**Required work:** Find all lines in the listing that include the word "GIDA", then copy them.

----

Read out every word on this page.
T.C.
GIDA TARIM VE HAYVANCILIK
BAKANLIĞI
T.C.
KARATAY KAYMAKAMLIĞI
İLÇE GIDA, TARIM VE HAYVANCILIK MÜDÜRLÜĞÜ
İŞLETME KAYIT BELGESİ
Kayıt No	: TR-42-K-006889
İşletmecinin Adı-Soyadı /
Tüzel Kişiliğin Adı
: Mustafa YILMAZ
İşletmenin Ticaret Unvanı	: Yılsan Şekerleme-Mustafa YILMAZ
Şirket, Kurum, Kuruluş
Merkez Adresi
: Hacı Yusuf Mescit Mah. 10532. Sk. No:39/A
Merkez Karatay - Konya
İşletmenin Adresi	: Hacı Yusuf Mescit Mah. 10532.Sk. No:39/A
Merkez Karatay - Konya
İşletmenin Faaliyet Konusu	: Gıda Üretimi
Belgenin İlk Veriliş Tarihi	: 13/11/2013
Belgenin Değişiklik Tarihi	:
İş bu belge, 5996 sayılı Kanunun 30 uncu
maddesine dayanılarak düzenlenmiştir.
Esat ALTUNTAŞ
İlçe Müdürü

----

**Solution to this problem:**
GIDA TARIM VE HAYVANCILIK
İLÇE GIDA, TARIM VE HAYVANCILIK MÜDÜRLÜĞÜ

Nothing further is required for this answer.